(Exercise requirements):
Extract each line from the entries below that has the string "частицы" in it.

•••

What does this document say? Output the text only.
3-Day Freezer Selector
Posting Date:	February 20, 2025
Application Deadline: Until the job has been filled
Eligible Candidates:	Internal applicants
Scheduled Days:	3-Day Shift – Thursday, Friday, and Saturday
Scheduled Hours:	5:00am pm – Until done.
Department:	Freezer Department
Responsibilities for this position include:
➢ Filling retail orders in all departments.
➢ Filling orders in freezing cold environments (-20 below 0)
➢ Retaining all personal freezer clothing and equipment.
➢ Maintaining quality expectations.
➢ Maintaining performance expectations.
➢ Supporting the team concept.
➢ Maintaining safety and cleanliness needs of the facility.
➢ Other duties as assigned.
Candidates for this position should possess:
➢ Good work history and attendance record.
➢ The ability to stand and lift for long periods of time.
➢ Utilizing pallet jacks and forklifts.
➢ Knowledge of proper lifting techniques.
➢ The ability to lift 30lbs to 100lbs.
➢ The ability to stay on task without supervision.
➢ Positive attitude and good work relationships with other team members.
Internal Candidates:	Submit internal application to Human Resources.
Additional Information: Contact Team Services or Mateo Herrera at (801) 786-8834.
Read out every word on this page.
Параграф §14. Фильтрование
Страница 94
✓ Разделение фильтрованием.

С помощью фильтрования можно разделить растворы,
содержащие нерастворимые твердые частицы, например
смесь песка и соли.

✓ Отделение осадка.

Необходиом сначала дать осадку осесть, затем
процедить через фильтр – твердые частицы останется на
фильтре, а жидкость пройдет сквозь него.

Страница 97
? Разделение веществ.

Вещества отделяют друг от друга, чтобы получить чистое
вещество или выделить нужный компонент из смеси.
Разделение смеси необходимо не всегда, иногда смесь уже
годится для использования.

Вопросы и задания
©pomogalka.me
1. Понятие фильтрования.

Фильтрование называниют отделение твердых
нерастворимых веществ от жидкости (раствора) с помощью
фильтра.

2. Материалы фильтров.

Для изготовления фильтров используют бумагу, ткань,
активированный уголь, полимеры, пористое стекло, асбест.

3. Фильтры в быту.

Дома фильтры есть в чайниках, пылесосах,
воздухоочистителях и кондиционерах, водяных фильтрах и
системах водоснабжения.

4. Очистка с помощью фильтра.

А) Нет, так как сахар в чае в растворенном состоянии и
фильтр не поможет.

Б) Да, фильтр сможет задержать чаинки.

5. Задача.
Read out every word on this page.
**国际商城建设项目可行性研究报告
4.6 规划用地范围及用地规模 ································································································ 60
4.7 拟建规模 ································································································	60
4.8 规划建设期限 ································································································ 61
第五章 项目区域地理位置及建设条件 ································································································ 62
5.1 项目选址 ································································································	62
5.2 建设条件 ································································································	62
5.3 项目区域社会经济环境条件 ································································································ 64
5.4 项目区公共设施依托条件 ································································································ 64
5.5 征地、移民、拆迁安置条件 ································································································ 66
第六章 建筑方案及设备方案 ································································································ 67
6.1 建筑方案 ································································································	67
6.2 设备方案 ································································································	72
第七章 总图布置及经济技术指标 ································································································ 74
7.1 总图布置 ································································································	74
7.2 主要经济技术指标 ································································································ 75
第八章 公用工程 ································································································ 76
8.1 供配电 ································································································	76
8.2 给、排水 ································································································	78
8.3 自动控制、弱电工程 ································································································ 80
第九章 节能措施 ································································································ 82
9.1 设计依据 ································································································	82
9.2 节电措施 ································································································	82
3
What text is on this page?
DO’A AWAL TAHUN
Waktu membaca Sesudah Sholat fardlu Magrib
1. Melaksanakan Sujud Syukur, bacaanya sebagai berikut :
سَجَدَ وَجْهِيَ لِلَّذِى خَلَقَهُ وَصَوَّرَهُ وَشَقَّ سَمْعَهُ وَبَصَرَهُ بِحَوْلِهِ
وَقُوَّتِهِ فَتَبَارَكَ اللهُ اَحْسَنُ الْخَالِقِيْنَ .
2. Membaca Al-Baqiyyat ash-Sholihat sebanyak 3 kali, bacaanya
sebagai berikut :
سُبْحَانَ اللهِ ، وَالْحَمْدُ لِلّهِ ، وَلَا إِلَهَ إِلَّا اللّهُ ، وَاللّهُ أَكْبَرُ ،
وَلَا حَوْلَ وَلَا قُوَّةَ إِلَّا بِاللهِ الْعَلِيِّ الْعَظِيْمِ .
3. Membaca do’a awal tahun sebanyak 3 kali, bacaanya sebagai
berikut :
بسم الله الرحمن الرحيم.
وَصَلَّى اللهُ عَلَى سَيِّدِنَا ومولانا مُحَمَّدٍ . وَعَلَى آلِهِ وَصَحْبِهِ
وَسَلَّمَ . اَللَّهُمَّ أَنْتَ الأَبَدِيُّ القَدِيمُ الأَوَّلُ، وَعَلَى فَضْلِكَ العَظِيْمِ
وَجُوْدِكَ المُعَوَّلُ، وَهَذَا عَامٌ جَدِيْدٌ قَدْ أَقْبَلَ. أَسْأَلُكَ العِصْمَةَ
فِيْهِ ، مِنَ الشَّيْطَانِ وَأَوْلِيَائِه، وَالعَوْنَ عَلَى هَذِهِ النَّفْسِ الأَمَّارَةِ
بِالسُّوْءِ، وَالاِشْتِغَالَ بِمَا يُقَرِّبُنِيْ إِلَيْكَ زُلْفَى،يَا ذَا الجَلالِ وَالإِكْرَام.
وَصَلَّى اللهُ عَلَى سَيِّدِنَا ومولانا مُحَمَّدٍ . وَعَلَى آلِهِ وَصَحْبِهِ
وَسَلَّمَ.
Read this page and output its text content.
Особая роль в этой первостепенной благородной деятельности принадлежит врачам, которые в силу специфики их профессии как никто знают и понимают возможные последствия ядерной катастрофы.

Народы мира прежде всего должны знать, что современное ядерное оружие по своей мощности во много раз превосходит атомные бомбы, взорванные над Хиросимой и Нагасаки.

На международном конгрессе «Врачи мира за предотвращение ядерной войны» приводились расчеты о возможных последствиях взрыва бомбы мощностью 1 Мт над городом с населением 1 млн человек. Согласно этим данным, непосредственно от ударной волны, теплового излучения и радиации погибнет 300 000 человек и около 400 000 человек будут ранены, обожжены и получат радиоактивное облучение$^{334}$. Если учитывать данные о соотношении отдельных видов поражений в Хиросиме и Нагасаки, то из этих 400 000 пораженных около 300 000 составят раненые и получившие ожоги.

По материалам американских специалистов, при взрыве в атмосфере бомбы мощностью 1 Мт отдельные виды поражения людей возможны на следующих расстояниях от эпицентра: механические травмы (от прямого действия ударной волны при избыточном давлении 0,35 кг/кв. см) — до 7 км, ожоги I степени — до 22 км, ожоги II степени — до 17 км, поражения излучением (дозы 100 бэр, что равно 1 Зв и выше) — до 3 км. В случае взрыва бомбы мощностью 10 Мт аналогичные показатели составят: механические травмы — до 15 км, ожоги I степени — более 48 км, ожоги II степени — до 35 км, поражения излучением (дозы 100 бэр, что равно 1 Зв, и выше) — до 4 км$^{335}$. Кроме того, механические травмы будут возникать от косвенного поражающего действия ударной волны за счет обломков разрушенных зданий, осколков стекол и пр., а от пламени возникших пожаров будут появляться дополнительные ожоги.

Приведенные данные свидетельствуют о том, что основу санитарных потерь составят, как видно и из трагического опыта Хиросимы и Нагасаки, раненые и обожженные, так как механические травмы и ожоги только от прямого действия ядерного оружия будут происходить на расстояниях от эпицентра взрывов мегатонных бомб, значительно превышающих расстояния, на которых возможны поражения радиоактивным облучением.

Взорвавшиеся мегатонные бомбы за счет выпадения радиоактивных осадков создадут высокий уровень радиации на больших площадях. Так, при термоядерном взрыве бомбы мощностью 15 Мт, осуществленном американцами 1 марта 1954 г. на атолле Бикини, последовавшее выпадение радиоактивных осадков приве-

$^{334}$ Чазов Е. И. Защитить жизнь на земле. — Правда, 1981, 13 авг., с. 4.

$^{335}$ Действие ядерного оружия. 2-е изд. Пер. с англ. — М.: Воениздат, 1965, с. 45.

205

•••

(Solution below):
содержащие нерастворимые твердые частицы, например
процедить через фильтр – твердые частицы останется на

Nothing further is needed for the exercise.